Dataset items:
++++++
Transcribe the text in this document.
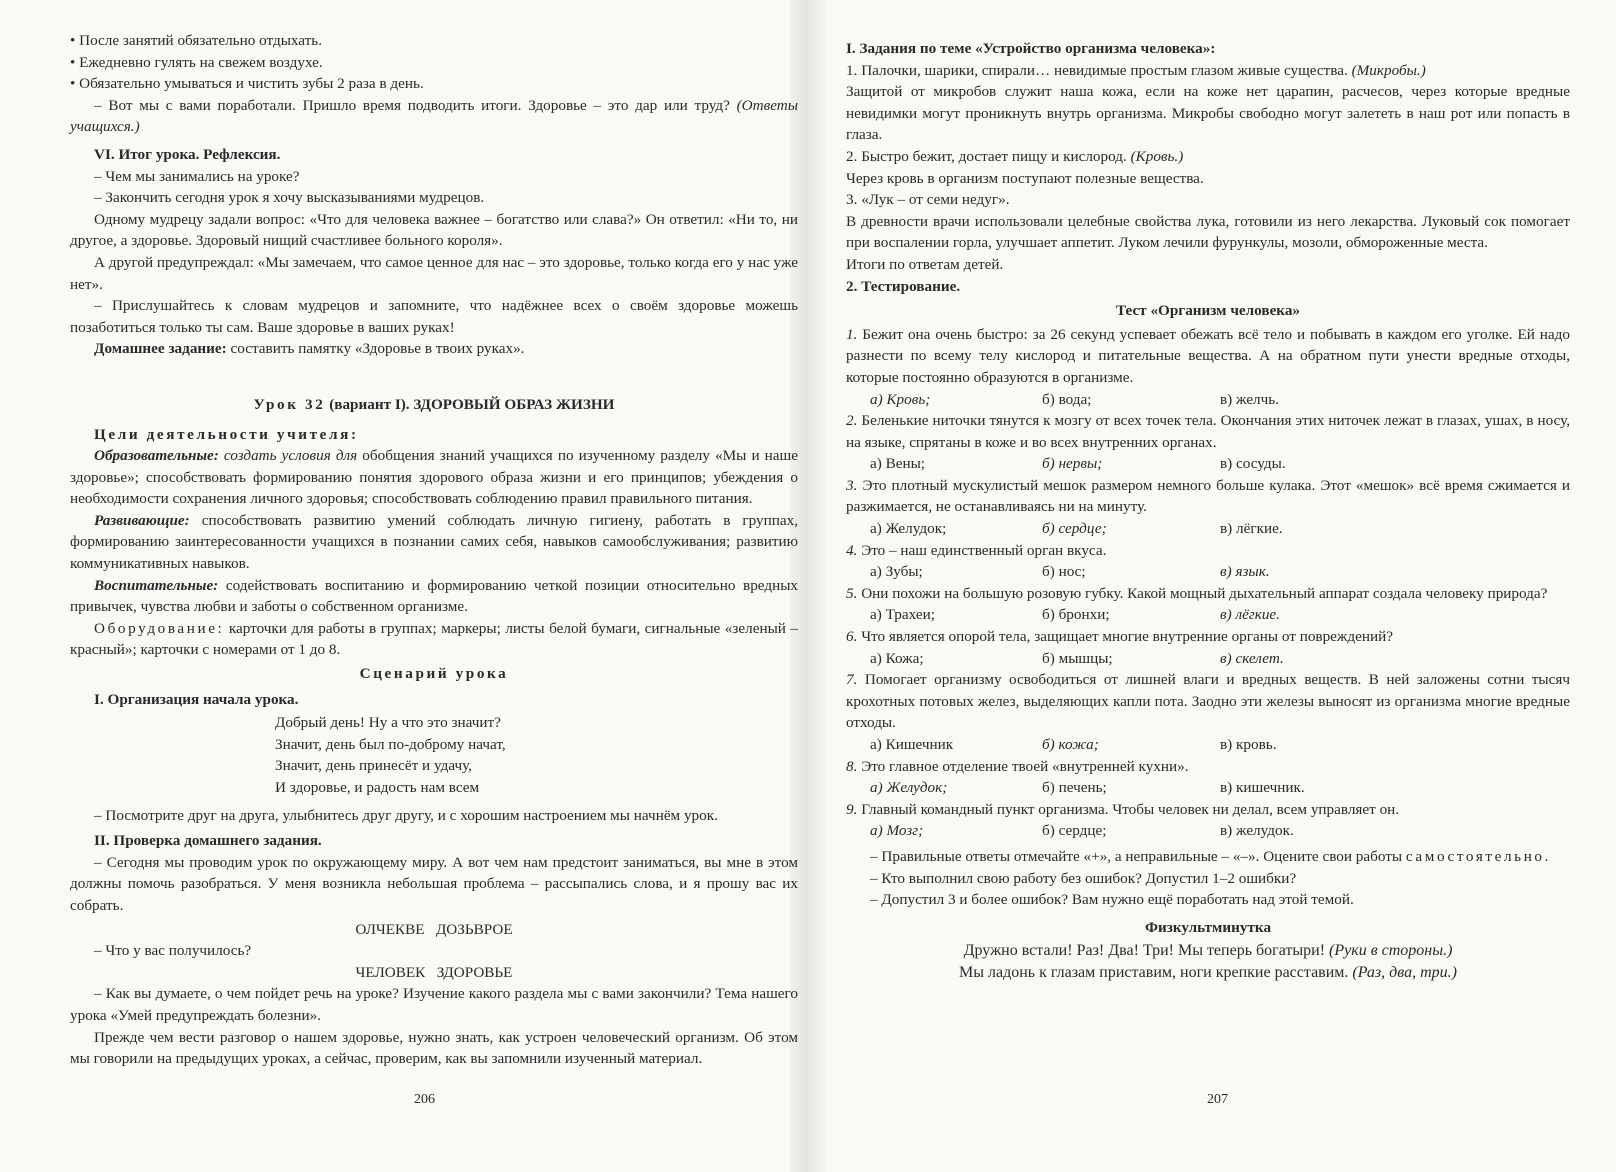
• После занятий обязательно отдыхать.

• Ежедневно гулять на свежем воздухе.

• Обязательно умываться и чистить зубы 2 раза в день.

– Вот мы с вами поработали. Пришло время подводить итоги. Здоровье – это дар или труд? (Ответы учащихся.)

VI. Итог урока. Рефлексия.

– Чем мы занимались на уроке?

– Закончить сегодня урок я хочу высказываниями мудрецов.

Одному мудрецу задали вопрос: «Что для человека важнее – богатство или слава?» Он ответил: «Ни то, ни другое, а здоровье. Здоровый нищий счастливее больного короля».

А другой предупреждал: «Мы замечаем, что самое ценное для нас – это здоровье, только когда его у нас уже нет».

– Прислушайтесь к словам мудрецов и запомните, что надёжнее всех о своём здоровье можешь позаботиться только ты сам. Ваше здоровье в ваших руках!

Домашнее задание: составить памятку «Здоровье в твоих руках».

Урок 32 (вариант I). ЗДОРОВЫЙ ОБРАЗ ЖИЗНИ

Цели деятельности учителя:

Образовательные: создать условия для обобщения знаний учащихся по изученному разделу «Мы и наше здоровье»; способствовать формированию понятия здорового образа жизни и его принципов; убеждения о необходимости сохранения личного здоровья; способствовать соблюдению правил правильного питания.

Развивающие: способствовать развитию умений соблюдать личную гигиену, работать в группах, формированию заинтересованности учащихся в познании самих себя, навыков самообслуживания; развитию коммуникативных навыков.

Воспитательные: содействовать воспитанию и формированию четкой позиции относительно вредных привычек, чувства любви и заботы о собственном организме.

Оборудование: карточки для работы в группах; маркеры; листы белой бумаги, сигнальные «зеленый – красный»; карточки с номерами от 1 до 8.

Сценарий урока

I. Организация начала урока.

Добрый день! Ну а что это значит?

Значит, день был по-доброму начат,

Значит, день принесёт и удачу,

И здоровье, и радость нам всем

– Посмотрите друг на друга, улыбнитесь друг другу, и с хорошим настроением мы начнём урок.

II. Проверка домашнего задания.

– Сегодня мы проводим урок по окружающему миру. А вот чем нам предстоит заниматься, вы мне в этом должны помочь разобраться. У меня возникла небольшая проблема – рассыпались слова, и я прошу вас их собрать.

ОЛЧЕКВЕ   ДОЗЬВРОЕ

– Что у вас получилось?

ЧЕЛОВЕК   ЗДОРОВЬЕ

– Как вы думаете, о чем пойдет речь на уроке? Изучение какого раздела мы с вами закончили? Тема нашего урока «Умей предупреждать болезни».

Прежде чем вести разговор о нашем здоровье, нужно знать, как устроен человеческий организм. Об этом мы говорили на предыдущих уроках, а сейчас, проверим, как вы запомнили изученный материал.

206

I. Задания по теме «Устройство организма человека»:

1. Палочки, шарики, спирали… невидимые простым глазом живые существа. (Микробы.)

Защитой от микробов служит наша кожа, если на коже нет царапин, расчесов, через которые вредные невидимки могут проникнуть внутрь организма. Микробы свободно могут залететь в наш рот или попасть в глаза.

2. Быстро бежит, достает пищу и кислород. (Кровь.)

Через кровь в организм поступают полезные вещества.

3. «Лук – от семи недуг».

В древности врачи использовали целебные свойства лука, готовили из него лекарства. Луковый сок помогает при воспалении горла, улучшает аппетит. Луком лечили фурункулы, мозоли, обмороженные места.

Итоги по ответам детей.

2. Тестирование.

Тест «Организм человека»

1. Бежит она очень быстро: за 26 секунд успевает обежать всё тело и побывать в каждом его уголке. Ей надо разнести по всему телу кислород и питательные вещества. А на обратном пути унести вредные отходы, которые постоянно образуются в организме.

а) Кровь;	б) вода;	в) желчь.

2. Беленькие ниточки тянутся к мозгу от всех точек тела. Окончания этих ниточек лежат в глазах, ушах, в носу, на языке, спрятаны в коже и во всех внутренних органах.

а) Вены;	б) нервы;	в) сосуды.

3. Это плотный мускулистый мешок размером немного больше кулака. Этот «мешок» всё время сжимается и разжимается, не останавливаясь ни на минуту.

а) Желудок;	б) сердце;	в) лёгкие.

4. Это – наш единственный орган вкуса.

а) Зубы;	б) нос;	в) язык.

5. Они похожи на большую розовую губку. Какой мощный дыхательный аппарат создала человеку природа?

а) Трахеи;	б) бронхи;	в) лёгкие.

6. Что является опорой тела, защищает многие внутренние органы от повреждений?

а) Кожа;	б) мышцы;	в) скелет.

7. Помогает организму освободиться от лишней влаги и вредных веществ. В ней заложены сотни тысяч крохотных потовых желез, выделяющих капли пота. Заодно эти железы выносят из организма многие вредные отходы.

а) Кишечник	б) кожа;	в) кровь.

8. Это главное отделение твоей «внутренней кухни».

а) Желудок;	б) печень;	в) кишечник.

9. Главный командный пункт организма. Чтобы человек ни делал, всем управляет он.

а) Мозг;	б) сердце;	в) желудок.

– Правильные ответы отмечайте «+», а неправильные – «–». Оцените свои работы самостоятельно.

– Кто выполнил свою работу без ошибок? Допустил 1–2 ошибки?

– Допустил 3 и более ошибок? Вам нужно ещё поработать над этой темой.

Физкультминутка

Дружно встали! Раз! Два! Три! Мы теперь богатыри! (Руки в стороны.)

Мы ладонь к глазам приставим, ноги крепкие расставим. (Раз, два, три.)

207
++++++
#### What needs to be done
Without the pictures, write out all of the material exactly.

#### Task solution
Transcribe the text in this document.
• После занятий обязательно отдыхать.

• Ежедневно гулять на свежем воздухе.

• Обязательно умываться и чистить зубы 2 раза в день.

– Вот мы с вами поработали. Пришло время подводить итоги. Здоровье – это дар или труд? (Ответы учащихся.)

VI. Итог урока. Рефлексия.

– Чем мы занимались на уроке?

– Закончить сегодня урок я хочу высказываниями мудрецов.

Одному мудрецу задали вопрос: «Что для человека важнее – богатство или слава?» Он ответил: «Ни то, ни другое, а здоровье. Здоровый нищий счастливее больного короля».

А другой предупреждал: «Мы замечаем, что самое ценное для нас – это здоровье, только когда его у нас уже нет».

– Прислушайтесь к словам мудрецов и запомните, что надёжнее всех о своём здоровье можешь позаботиться только ты сам. Ваше здоровье в ваших руках!

Домашнее задание: составить памятку «Здоровье в твоих руках».

Урок 32 (вариант I). ЗДОРОВЫЙ ОБРАЗ ЖИЗНИ

Цели деятельности учителя:

Образовательные: создать условия для обобщения знаний учащихся по изученному разделу «Мы и наше здоровье»; способствовать формированию понятия здорового образа жизни и его принципов; убеждения о необходимости сохранения личного здоровья; способствовать соблюдению правил правильного питания.

Развивающие: способствовать развитию умений соблюдать личную гигиену, работать в группах, формированию заинтересованности учащихся в познании самих себя, навыков самообслуживания; развитию коммуникативных навыков.

Воспитательные: содействовать воспитанию и формированию четкой позиции относительно вредных привычек, чувства любви и заботы о собственном организме.

Оборудование: карточки для работы в группах; маркеры; листы белой бумаги, сигнальные «зеленый – красный»; карточки с номерами от 1 до 8.

Сценарий урока

I. Организация начала урока.

Добрый день! Ну а что это значит?

Значит, день был по-доброму начат,

Значит, день принесёт и удачу,

И здоровье, и радость нам всем

– Посмотрите друг на друга, улыбнитесь друг другу, и с хорошим настроением мы начнём урок.

II. Проверка домашнего задания.

– Сегодня мы проводим урок по окружающему миру. А вот чем нам предстоит заниматься, вы мне в этом должны помочь разобраться. У меня возникла небольшая проблема – рассыпались слова, и я прошу вас их собрать.

ОЛЧЕКВЕ   ДОЗЬВРОЕ

– Что у вас получилось?

ЧЕЛОВЕК   ЗДОРОВЬЕ

– Как вы думаете, о чем пойдет речь на уроке? Изучение какого раздела мы с вами закончили? Тема нашего урока «Умей предупреждать болезни».

Прежде чем вести разговор о нашем здоровье, нужно знать, как устроен человеческий организм. Об этом мы говорили на предыдущих уроках, а сейчас, проверим, как вы запомнили изученный материал.

206

I. Задания по теме «Устройство организма человека»:

1. Палочки, шарики, спирали… невидимые простым глазом живые существа. (Микробы.)

Защитой от микробов служит наша кожа, если на коже нет царапин, расчесов, через которые вредные невидимки могут проникнуть внутрь организма. Микробы свободно могут залететь в наш рот или попасть в глаза.

2. Быстро бежит, достает пищу и кислород. (Кровь.)

Через кровь в организм поступают полезные вещества.

3. «Лук – от семи недуг».

В древности врачи использовали целебные свойства лука, готовили из него лекарства. Луковый сок помогает при воспалении горла, улучшает аппетит. Луком лечили фурункулы, мозоли, обмороженные места.

Итоги по ответам детей.

2. Тестирование.

Тест «Организм человека»

1. Бежит она очень быстро: за 26 секунд успевает обежать всё тело и побывать в каждом его уголке. Ей надо разнести по всему телу кислород и питательные вещества. А на обратном пути унести вредные отходы, которые постоянно образуются в организме.

а) Кровь;	б) вода;	в) желчь.

2. Беленькие ниточки тянутся к мозгу от всех точек тела. Окончания этих ниточек лежат в глазах, ушах, в носу, на языке, спрятаны в коже и во всех внутренних органах.

а) Вены;	б) нервы;	в) сосуды.

3. Это плотный мускулистый мешок размером немного больше кулака. Этот «мешок» всё время сжимается и разжимается, не останавливаясь ни на минуту.

а) Желудок;	б) сердце;	в) лёгкие.

4. Это – наш единственный орган вкуса.

а) Зубы;	б) нос;	в) язык.

5. Они похожи на большую розовую губку. Какой мощный дыхательный аппарат создала человеку природа?

а) Трахеи;	б) бронхи;	в) лёгкие.

6. Что является опорой тела, защищает многие внутренние органы от повреждений?

а) Кожа;	б) мышцы;	в) скелет.

7. Помогает организму освободиться от лишней влаги и вредных веществ. В ней заложены сотни тысяч крохотных потовых желез, выделяющих капли пота. Заодно эти железы выносят из организма многие вредные отходы.

а) Кишечник	б) кожа;	в) кровь.

8. Это главное отделение твоей «внутренней кухни».

а) Желудок;	б) печень;	в) кишечник.

9. Главный командный пункт организма. Чтобы человек ни делал, всем управляет он.

а) Мозг;	б) сердце;	в) желудок.

– Правильные ответы отмечайте «+», а неправильные – «–». Оцените свои работы самостоятельно.

– Кто выполнил свою работу без ошибок? Допустил 1–2 ошибки?

– Допустил 3 и более ошибок? Вам нужно ещё поработать над этой темой.

Физкультминутка

Дружно встали! Раз! Два! Три! Мы теперь богатыри! (Руки в стороны.)

Мы ладонь к глазам приставим, ноги крепкие расставим. (Раз, два, три.)

207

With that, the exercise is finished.